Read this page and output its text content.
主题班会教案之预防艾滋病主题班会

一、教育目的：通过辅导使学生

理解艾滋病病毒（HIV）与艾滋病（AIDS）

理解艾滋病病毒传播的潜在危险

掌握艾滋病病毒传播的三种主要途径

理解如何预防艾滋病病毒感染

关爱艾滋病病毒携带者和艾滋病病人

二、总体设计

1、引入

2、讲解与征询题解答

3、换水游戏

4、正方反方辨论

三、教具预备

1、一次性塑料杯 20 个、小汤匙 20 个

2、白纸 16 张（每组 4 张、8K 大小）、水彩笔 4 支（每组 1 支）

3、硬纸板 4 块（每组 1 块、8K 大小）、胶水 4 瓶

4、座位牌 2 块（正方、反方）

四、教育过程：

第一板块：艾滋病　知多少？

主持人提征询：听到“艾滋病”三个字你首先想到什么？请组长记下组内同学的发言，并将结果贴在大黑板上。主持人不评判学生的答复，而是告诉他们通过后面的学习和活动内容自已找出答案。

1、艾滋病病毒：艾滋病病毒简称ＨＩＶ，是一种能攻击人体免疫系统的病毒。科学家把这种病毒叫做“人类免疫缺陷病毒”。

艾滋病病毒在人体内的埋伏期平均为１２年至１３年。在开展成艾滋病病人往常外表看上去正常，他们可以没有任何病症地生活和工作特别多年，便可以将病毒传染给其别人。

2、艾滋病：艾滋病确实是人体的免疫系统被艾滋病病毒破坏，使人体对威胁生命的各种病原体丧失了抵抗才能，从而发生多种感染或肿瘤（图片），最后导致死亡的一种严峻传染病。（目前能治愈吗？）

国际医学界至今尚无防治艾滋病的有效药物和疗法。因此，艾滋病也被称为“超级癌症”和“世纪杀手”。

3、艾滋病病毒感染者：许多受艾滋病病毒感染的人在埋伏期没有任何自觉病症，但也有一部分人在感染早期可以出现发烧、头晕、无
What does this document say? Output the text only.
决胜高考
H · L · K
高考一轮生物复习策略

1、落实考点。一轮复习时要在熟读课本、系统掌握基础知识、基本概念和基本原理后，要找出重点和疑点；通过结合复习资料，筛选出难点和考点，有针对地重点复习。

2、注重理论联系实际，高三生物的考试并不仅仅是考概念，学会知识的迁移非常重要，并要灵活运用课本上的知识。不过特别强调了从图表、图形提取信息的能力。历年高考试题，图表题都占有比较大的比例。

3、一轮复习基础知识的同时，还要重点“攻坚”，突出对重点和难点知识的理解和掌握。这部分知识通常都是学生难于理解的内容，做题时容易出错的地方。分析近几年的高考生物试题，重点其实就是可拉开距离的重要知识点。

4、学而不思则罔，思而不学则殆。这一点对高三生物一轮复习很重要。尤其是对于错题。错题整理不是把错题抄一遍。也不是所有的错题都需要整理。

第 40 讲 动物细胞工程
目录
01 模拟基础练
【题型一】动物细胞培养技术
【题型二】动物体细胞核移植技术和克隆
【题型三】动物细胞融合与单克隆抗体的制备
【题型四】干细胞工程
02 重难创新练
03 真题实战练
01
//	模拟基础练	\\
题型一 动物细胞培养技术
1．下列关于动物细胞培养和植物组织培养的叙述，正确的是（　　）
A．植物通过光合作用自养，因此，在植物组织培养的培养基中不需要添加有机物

**THE EXERCISE**
Starting with the line that contains "What does this", print each line through the last one in the listing. Include both end lines and add nothing.

**WRITTEN RESPONSE**
What does this document say? Output the text only.
决胜高考
H · L · K
高考一轮生物复习策略

1、落实考点。一轮复习时要在熟读课本、系统掌握基础知识、基本概念和基本原理后，要找出重点和疑点；通过结合复习资料，筛选出难点和考点，有针对地重点复习。

2、注重理论联系实际，高三生物的考试并不仅仅是考概念，学会知识的迁移非常重要，并要灵活运用课本上的知识。不过特别强调了从图表、图形提取信息的能力。历年高考试题，图表题都占有比较大的比例。

3、一轮复习基础知识的同时，还要重点“攻坚”，突出对重点和难点知识的理解和掌握。这部分知识通常都是学生难于理解的内容，做题时容易出错的地方。分析近几年的高考生物试题，重点其实就是可拉开距离的重要知识点。

4、学而不思则罔，思而不学则殆。这一点对高三生物一轮复习很重要。尤其是对于错题。错题整理不是把错题抄一遍。也不是所有的错题都需要整理。

第 40 讲 动物细胞工程
目录
01 模拟基础练
【题型一】动物细胞培养技术
【题型二】动物体细胞核移植技术和克隆
【题型三】动物细胞融合与单克隆抗体的制备
【题型四】干细胞工程
02 重难创新练
03 真题实战练
01
//	模拟基础练	\\
题型一 动物细胞培养技术
1．下列关于动物细胞培养和植物组织培养的叙述，正确的是（　　）
A．植物通过光合作用自养，因此，在植物组织培养的培养基中不需要添加有机物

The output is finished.